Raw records
· · · · ·
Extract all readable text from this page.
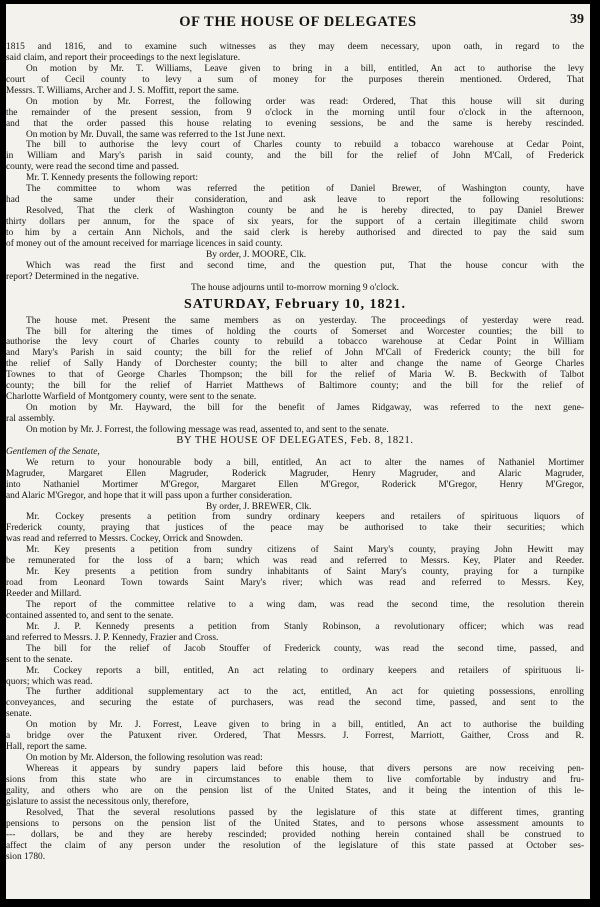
OF THE HOUSE OF DELEGATES	39
1815 and 1816, and to examine such witnesses as they may deem necessary, upon oath, in regard to the
said claim, and report their proceedings to the next legislature.
On motion by Mr. T. Williams, Leave given to bring in a bill, entitled, An act to authorise the levy
court of Cecil county to levy a sum of money for the purposes therein mentioned. Ordered, That
Messrs. T. Williams, Archer and J. S. Moffitt, report the same.
On motion by Mr. Forrest, the following order was read: Ordered, That this house will sit during
the remainder of the present session, from 9 o'clock in the morning until four o'clock in the afternoon,
and that the order passed this house relating to evening sessions, be and the same is hereby rescinded.
On motion by Mr. Duvall, the same was referred to the 1st June next.
The bill to authorise the levy court of Charles county to rebuild a tobacco warehouse at Cedar Point,
in William and Mary's parish in said county, and the bill for the relief of John M'Call, of Frederick
county, were read the second time and passed.
Mr. T. Kennedy presents the following report:
The committee to whom was referred the petition of Daniel Brewer, of Washington county, have
had the same under their consideration, and ask leave to report the following resolutions:
Resolved, That the clerk of Washington county be and he is hereby directed, to pay Daniel Brewer
thirty dollars per annum, for the space of six years, for the support of a certain illegitimate child sworn
to him by a certain Ann Nichols, and the said clerk is hereby authorised and directed to pay the said sum
of money out of the amount received for marriage licences in said county.
By order, J. MOORE, Clk.
Which was read the first and second time, and the question put, That the house concur with the
report? Determined in the negative.
The house adjourns until to-morrow morning 9 o'clock.
SATURDAY, February 10, 1821.
The house met. Present the same members as on yesterday. The proceedings of yesterday were read.
The bill for altering the times of holding the courts of Somerset and Worcester counties; the bill to
authorise the levy court of Charles county to rebuild a tobacco warehouse at Cedar Point in William
and Mary's Parish in said county; the bill for the relief of John M'Call of Frederick county; the bill for
the relief of Sally Handy of Dorchester county; the bill to alter and change the name of George Charles
Townes to that of George Charles Thompson; the bill for the relief of Maria W. B. Beckwith of Talbot
county; the bill for the relief of Harriet Matthews of Baltimore county; and the bill for the relief of
Charlotte Warfield of Montgomery county, were sent to the senate.
On motion by Mr. Hayward, the bill for the benefit of James Ridgaway, was referred to the next gene-
ral assembly.
On motion by Mr. J. Forrest, the following message was read, assented to, and sent to the senate.
BY THE HOUSE OF DELEGATES, Feb. 8, 1821.
Gentlemen of the Senate,
We return to your honourable body a bill, entitled, An act to alter the names of Nathaniel Mortimer
Magruder, Margaret Ellen Magruder, Roderick Magruder, Henry Magruder, and Alaric Magruder,
into Nathaniel Mortimer M'Gregor, Margaret Ellen M'Gregor, Roderick M'Gregor, Henry M'Gregor,
and Alaric M'Gregor, and hope that it will pass upon a further consideration.
By order, J. BREWER, Clk.
Mr. Cockey presents a petition from sundry ordinary keepers and retailers of spirituous liquors of
Frederick county, praying that justices of the peace may be authorised to take their securities; which
was read and referred to Messrs. Cockey, Orrick and Snowden.
Mr. Key presents a petition from sundry citizens of Saint Mary's county, praying John Hewitt may
be remunerated for the loss of a barn; which was read and referred to Messrs. Key, Plater and Reeder.
Mr. Key presents a petition from sundry inhabitants of Saint Mary's county, praying for a turnpike
road from Leonard Town towards Saint Mary's river; which was read and referred to Messrs. Key,
Reeder and Millard.
The report of the committee relative to a wing dam, was read the second time, the resolution therein
contained assented to, and sent to the senate.
Mr. J. P. Kennedy presents a petition from Stanly Robinson, a revolutionary officer; which was read
and referred to Messrs. J. P. Kennedy, Frazier and Cross.
The bill for the relief of Jacob Stouffer of Frederick county, was read the second time, passed, and
sent to the senate.
Mr. Cockey reports a bill, entitled, An act relating to ordinary keepers and retailers of spirituous li-
quors; which was read.
The further additional supplementary act to the act, entitled, An act for quieting possessions, enrolling
conveyances, and securing the estate of purchasers, was read the second time, passed, and sent to the
senate.
On motion by Mr. J. Forrest, Leave given to bring in a bill, entitled, An act to authorise the building
a bridge over the Patuxent river. Ordered, That Messrs. J. Forrest, Marriott, Gaither, Cross and R.
Hall, report the same.
On motion by Mr. Alderson, the following resolution was read:
Whereas it appears by sundry papers laid before this house, that divers persons are now receiving pen-
sions from this state who are in circumstances to enable them to live comfortable by industry and fru-
gality, and others who are on the pension list of the United States, and it being the intention of this le-
gislature to assist the necessitous only, therefore,
Resolved, That the several resolutions passed by the legislature of this state at different times, granting
pensions to persons on the pension list of the United States, and to persons whose assessment amounts to
--- dollars, be and they are hereby rescinded; provided nothing herein contained shall be construed to
affect the claim of any person under the resolution of the legislature of this state passed at October ses-
sion 1780.
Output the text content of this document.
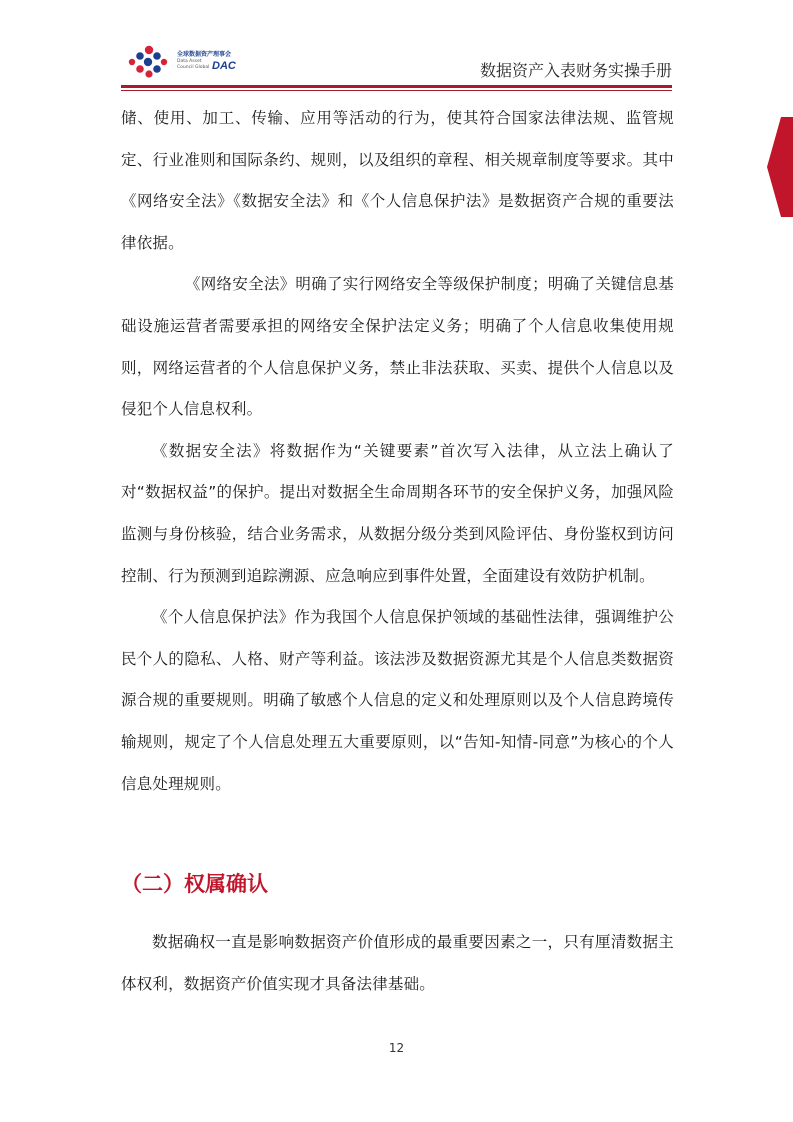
全球数据资产理事会
Data Asset
Council Global DAC	数据资产入表财务实操手册

储、使用、加工、传输、应用等活动的行为，使其符合国家法律法规、监管规定、行业准则和国际条约、规则，以及组织的章程、相关规章制度等要求。其中《网络安全法》《数据安全法》和《个人信息保护法》是数据资产合规的重要法律依据。

《网络安全法》明确了实行网络安全等级保护制度；明确了关键信息基础设施运营者需要承担的网络安全保护法定义务；明确了个人信息收集使用规则，网络运营者的个人信息保护义务，禁止非法获取、买卖、提供个人信息以及侵犯个人信息权利。

《数据安全法》将数据作为“关键要素”首次写入法律，从立法上确认了对“数据权益”的保护。提出对数据全生命周期各环节的安全保护义务，加强风险监测与身份核验，结合业务需求，从数据分级分类到风险评估、身份鉴权到访问控制、行为预测到追踪溯源、应急响应到事件处置，全面建设有效防护机制。

《个人信息保护法》作为我国个人信息保护领域的基础性法律，强调维护公民个人的隐私、人格、财产等利益。该法涉及数据资源尤其是个人信息类数据资源合规的重要规则。明确了敏感个人信息的定义和处理原则以及个人信息跨境传输规则，规定了个人信息处理五大重要原则，以“告知-知情-同意”为核心的个人信息处理规则。

（二）权属确认

数据确权一直是影响数据资产价值形成的最重要因素之一，只有厘清数据主体权利，数据资产价值实现才具备法律基础。

12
· · · · ·
**WRITTEN REQUEST**: Pick out the lines that contain "following" and copy them.

**COMPLETE ANSWER**:
On motion by Mr. Forrest, the following order was read: Ordered, That this house will sit during
Mr. T. Kennedy presents the following report:
had the same under their consideration, and ask leave to report the following resolutions:
On motion by Mr. J. Forrest, the following message was read, assented to, and sent to the senate.
On motion by Mr. Alderson, the following resolution was read:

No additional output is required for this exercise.